Adding a new Template
In order to add a new template to Citeline, go to the templates/ directory in the playground module and add a new folder with a unique name for your new template. The template should contain at least one file called layout.html. My suggestion is to copy an existing template and start modifying from there.
Once you're done adding it, you have to list it the exhibit-builder.html file in the citeline module, under the template selector <select id="template-select">.
Description of a Citeline Template
A Citeline template is a static HTML page that includes special attributes that are used by exhibit (those prefixed with ex: and by the exhibit builder (those prefixed by pg:).
Here is a breakdown of a template:
<div ex:role="collection" ex:itemTypes="Publication"></div>
tells Exhibit what types of items it should be used as the main focus of the collection. In this case, we are interested in objects of type "Publication" only.

DATA BLOCK:
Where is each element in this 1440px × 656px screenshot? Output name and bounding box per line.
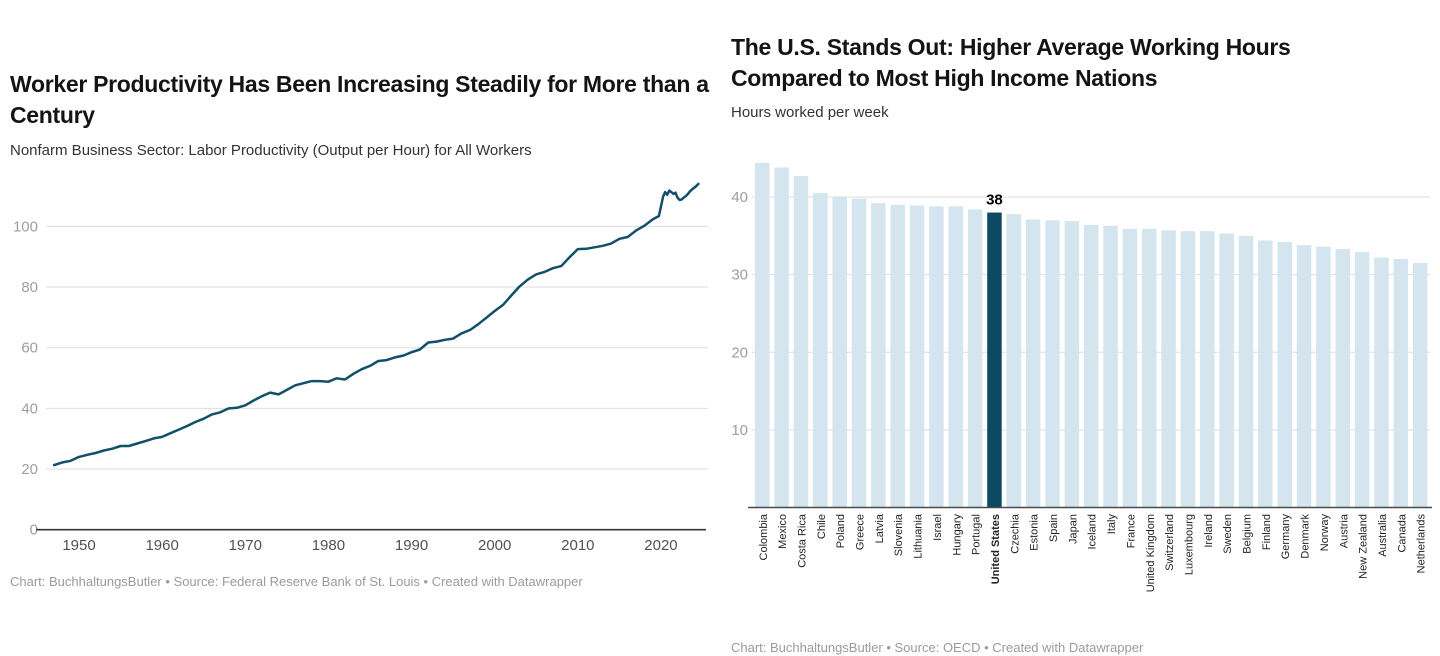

WHAT TO WORK ON:
- a) According to the text about Citeline templates, what file must a new template contain at minimum?
- b) Continue the text about Citeline templates from where it stops, carrying on its breakdown of a template.
The material comes from a different source than the text about Citeline templates.

ANSWERS:
- a) A file called layout.html.

- b)
Lenses are small HTML snippets that Exhibit uses to present the information about a particular item (in our case, a Publication).
<div ex:role="lens"
ex:itemTypes="Publication"
ex:onshow="renderTeX(this);">
<div ex:if-exists=".author">
<span ex:content=".author" class="author"></span>
<span ex:if-exists=".year">
(<span ex:content=".year"></span>)
</span>.
</div>
<h1 ex:content=".title"></h1>
</div>
The above div should be treated by Exhibit as a lens (the ex:role attribute says this) is for items of type "Publication" (ex:itemTypes) and should invoke the renderTeX(this); javascript function after the lens is generated (this is used to convert TeX encodings into HTML at runtime).
Also, the above lens is able to conditionally show fragments of HTML in case some data is present or not. Specifically in this example, if the publication has an author, populate the
<div pg:role="view-region" id="bibtex-views">
<div ex:role="view"
ex:viewLabel="List"
ex:orders=".year"
ex:directions="ascending"
ex:grouped="false"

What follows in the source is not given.